* Exercise:
Retype all the records with nothing changed.

Stored items from a collection:
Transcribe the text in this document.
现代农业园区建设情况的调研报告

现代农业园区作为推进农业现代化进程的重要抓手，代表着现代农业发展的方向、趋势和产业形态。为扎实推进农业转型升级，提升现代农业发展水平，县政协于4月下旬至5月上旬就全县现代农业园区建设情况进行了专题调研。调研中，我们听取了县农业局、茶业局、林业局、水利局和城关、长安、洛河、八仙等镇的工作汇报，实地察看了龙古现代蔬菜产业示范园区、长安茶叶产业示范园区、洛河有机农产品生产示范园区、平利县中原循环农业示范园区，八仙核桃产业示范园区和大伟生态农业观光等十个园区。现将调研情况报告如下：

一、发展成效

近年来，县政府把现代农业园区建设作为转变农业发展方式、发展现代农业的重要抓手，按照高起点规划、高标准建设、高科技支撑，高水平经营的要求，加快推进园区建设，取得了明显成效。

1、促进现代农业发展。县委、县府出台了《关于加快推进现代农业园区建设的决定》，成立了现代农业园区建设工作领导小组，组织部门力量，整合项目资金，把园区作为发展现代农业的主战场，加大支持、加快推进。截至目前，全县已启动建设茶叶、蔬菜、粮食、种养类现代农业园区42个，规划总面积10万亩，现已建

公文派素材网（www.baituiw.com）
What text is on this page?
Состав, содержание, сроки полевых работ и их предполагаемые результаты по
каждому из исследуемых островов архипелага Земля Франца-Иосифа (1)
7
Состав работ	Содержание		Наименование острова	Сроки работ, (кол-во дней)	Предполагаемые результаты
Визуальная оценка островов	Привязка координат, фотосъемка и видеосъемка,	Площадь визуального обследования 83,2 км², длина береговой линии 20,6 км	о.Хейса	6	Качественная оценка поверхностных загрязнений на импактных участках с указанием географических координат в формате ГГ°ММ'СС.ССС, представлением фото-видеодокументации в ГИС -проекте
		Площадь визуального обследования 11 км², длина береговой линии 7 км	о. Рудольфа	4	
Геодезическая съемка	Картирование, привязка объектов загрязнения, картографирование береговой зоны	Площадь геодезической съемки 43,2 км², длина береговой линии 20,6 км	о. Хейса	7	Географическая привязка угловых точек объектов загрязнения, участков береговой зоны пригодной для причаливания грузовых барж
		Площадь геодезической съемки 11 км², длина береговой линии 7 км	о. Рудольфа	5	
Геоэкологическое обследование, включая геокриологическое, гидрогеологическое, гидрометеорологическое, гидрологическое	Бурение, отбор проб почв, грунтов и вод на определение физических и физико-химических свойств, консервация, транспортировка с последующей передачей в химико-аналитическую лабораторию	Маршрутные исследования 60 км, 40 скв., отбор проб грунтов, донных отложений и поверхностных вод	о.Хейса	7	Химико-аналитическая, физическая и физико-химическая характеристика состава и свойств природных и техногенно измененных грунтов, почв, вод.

* The result:
Transcribe the text in this document.
现代农业园区建设情况的调研报告

现代农业园区作为推进农业现代化进程的重要抓手，代表着现代农业发展的方向、趋势和产业形态。为扎实推进农业转型升级，提升现代农业发展水平，县政协于4月下旬至5月上旬就全县现代农业园区建设情况进行了专题调研。调研中，我们听取了县农业局、茶业局、林业局、水利局和城关、长安、洛河、八仙等镇的工作汇报，实地察看了龙古现代蔬菜产业示范园区、长安茶叶产业示范园区、洛河有机农产品生产示范园区、平利县中原循环农业示范园区，八仙核桃产业示范园区和大伟生态农业观光等十个园区。现将调研情况报告如下：

一、发展成效

近年来，县政府把现代农业园区建设作为转变农业发展方式、发展现代农业的重要抓手，按照高起点规划、高标准建设、高科技支撑，高水平经营的要求，加快推进园区建设，取得了明显成效。

1、促进现代农业发展。县委、县府出台了《关于加快推进现代农业园区建设的决定》，成立了现代农业园区建设工作领导小组，组织部门力量，整合项目资金，把园区作为发展现代农业的主战场，加大支持、加快推进。截至目前，全县已启动建设茶叶、蔬菜、粮食、种养类现代农业园区42个，规划总面积10万亩，现已建

公文派素材网（www.baituiw.com）
What text is on this page?
Состав, содержание, сроки полевых работ и их предполагаемые результаты по
каждому из исследуемых островов архипелага Земля Франца-Иосифа (1)
7
Состав работ	Содержание		Наименование острова	Сроки работ, (кол-во дней)	Предполагаемые результаты
Визуальная оценка островов	Привязка координат, фотосъемка и видеосъемка,	Площадь визуального обследования 83,2 км², длина береговой линии 20,6 км	о.Хейса	6	Качественная оценка поверхностных загрязнений на импактных участках с указанием географических координат в формате ГГ°ММ'СС.ССС, представлением фото-видеодокументации в ГИС -проекте
		Площадь визуального обследования 11 км², длина береговой линии 7 км	о. Рудольфа	4	
Геодезическая съемка	Картирование, привязка объектов загрязнения, картографирование береговой зоны	Площадь геодезической съемки 43,2 км², длина береговой линии 20,6 км	о. Хейса	7	Географическая привязка угловых точек объектов загрязнения, участков береговой зоны пригодной для причаливания грузовых барж
		Площадь геодезической съемки 11 км², длина береговой линии 7 км	о. Рудольфа	5	
Геоэкологическое обследование, включая геокриологическое, гидрогеологическое, гидрометеорологическое, гидрологическое	Бурение, отбор проб почв, грунтов и вод на определение физических и физико-химических свойств, консервация, транспортировка с последующей передачей в химико-аналитическую лабораторию	Маршрутные исследования 60 км, 40 скв., отбор проб грунтов, донных отложений и поверхностных вод	о.Хейса	7	Химико-аналитическая, физическая и физико-химическая характеристика состава и свойств природных и техногенно измененных грунтов, почв, вод.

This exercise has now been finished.